##### MATERIAL SUPPLIED #####

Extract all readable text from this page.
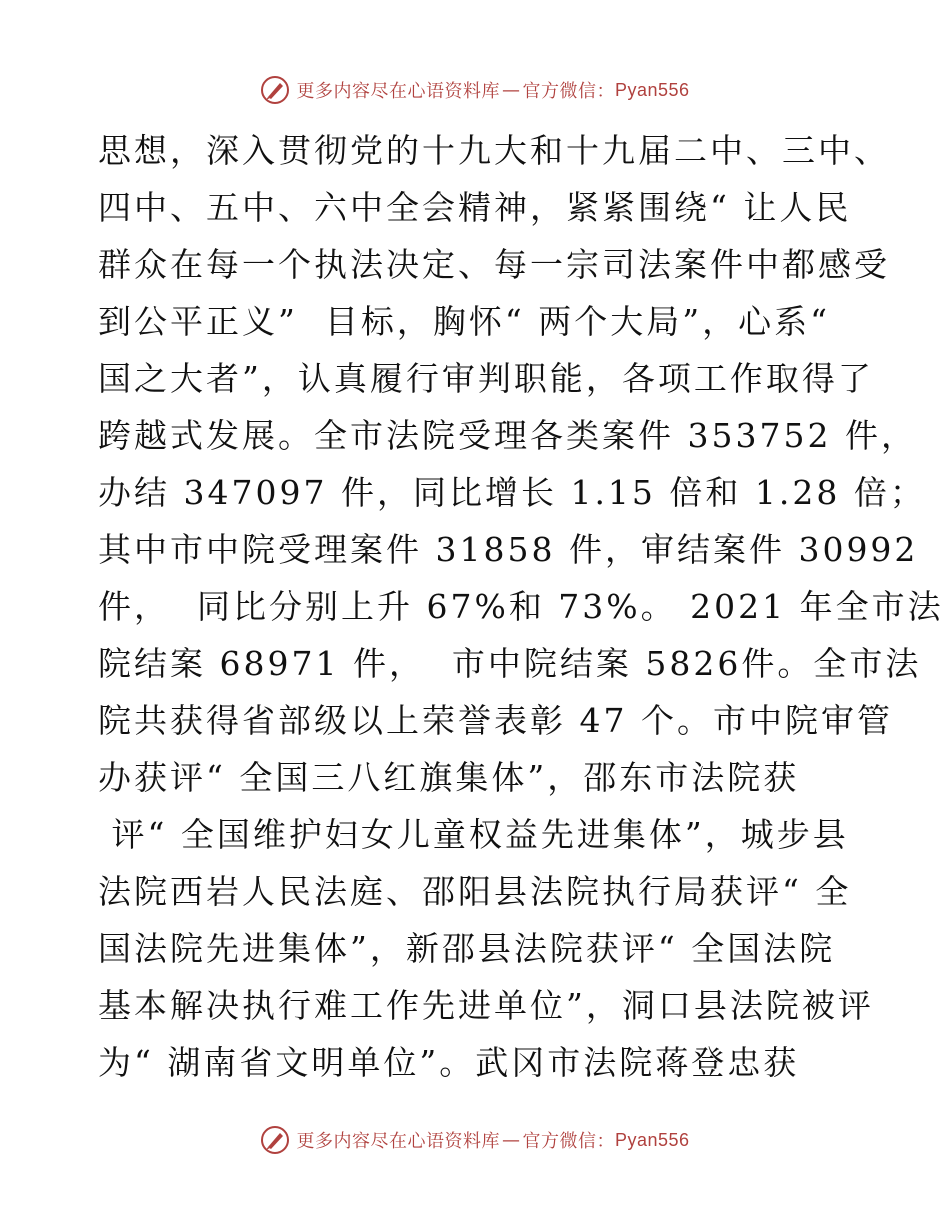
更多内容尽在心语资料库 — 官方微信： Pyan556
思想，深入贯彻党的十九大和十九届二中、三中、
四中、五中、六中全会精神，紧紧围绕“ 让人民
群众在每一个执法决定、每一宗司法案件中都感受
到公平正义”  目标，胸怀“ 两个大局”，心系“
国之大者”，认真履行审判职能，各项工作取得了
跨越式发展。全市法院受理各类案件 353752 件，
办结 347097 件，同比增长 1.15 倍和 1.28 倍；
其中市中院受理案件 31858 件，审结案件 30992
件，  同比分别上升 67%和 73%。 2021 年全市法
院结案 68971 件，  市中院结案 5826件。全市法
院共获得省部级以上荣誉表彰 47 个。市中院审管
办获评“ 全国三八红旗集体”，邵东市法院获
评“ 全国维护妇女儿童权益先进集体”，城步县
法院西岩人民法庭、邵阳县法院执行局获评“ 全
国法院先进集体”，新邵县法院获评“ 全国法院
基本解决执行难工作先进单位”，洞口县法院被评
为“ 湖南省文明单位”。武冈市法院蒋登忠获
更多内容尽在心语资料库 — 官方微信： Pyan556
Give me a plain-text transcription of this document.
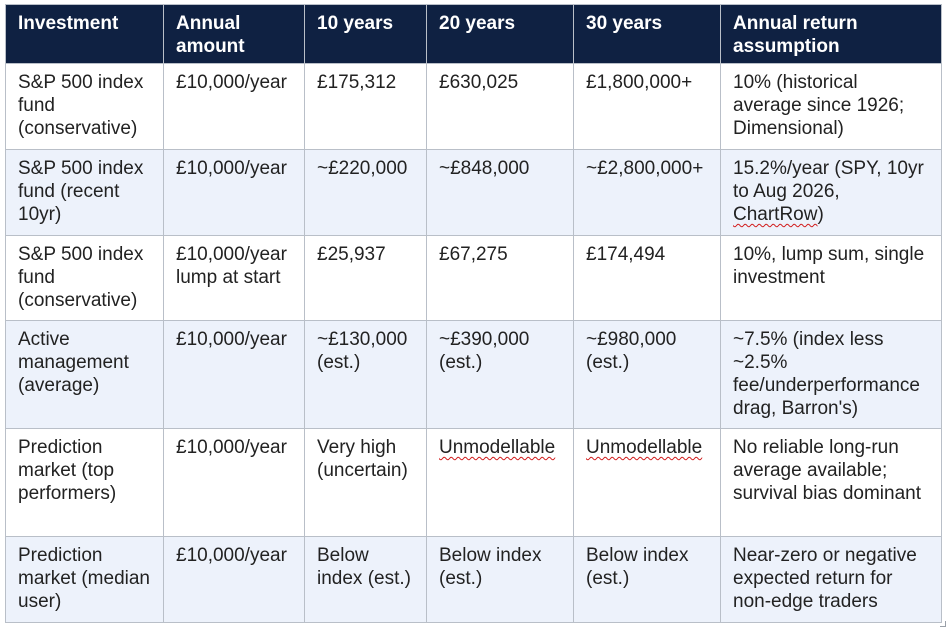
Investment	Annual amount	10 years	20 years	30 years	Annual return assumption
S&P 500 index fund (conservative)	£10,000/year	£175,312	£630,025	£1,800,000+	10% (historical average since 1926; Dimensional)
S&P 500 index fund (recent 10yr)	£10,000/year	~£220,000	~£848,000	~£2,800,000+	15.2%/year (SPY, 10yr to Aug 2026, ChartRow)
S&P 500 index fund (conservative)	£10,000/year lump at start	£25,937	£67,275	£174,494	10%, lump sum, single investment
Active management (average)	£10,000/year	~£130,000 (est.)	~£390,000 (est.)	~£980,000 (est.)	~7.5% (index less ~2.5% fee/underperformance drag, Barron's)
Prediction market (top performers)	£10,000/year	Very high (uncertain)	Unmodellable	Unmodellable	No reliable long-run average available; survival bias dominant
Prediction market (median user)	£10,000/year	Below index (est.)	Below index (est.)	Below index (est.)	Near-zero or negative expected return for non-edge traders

#####

**AIM**: Extract precisely the lines beginning at the line containing "Give me a plain-text" and ending at the last line of the entries above, exactly as written and with no pictures.

**EXERCISE ANSWER**:
Give me a plain-text transcription of this document.
Investment	Annual amount	10 years	20 years	30 years	Annual return assumption
S&P 500 index fund (conservative)	£10,000/year	£175,312	£630,025	£1,800,000+	10% (historical average since 1926; Dimensional)
S&P 500 index fund (recent 10yr)	£10,000/year	~£220,000	~£848,000	~£2,800,000+	15.2%/year (SPY, 10yr to Aug 2026, ChartRow)
S&P 500 index fund (conservative)	£10,000/year lump at start	£25,937	£67,275	£174,494	10%, lump sum, single investment
Active management (average)	£10,000/year	~£130,000 (est.)	~£390,000 (est.)	~£980,000 (est.)	~7.5% (index less ~2.5% fee/underperformance drag, Barron's)
Prediction market (top performers)	£10,000/year	Very high (uncertain)	Unmodellable	Unmodellable	No reliable long-run average available; survival bias dominant
Prediction market (median user)	£10,000/year	Below index (est.)	Below index (est.)	Below index (est.)	Near-zero or negative expected return for non-edge traders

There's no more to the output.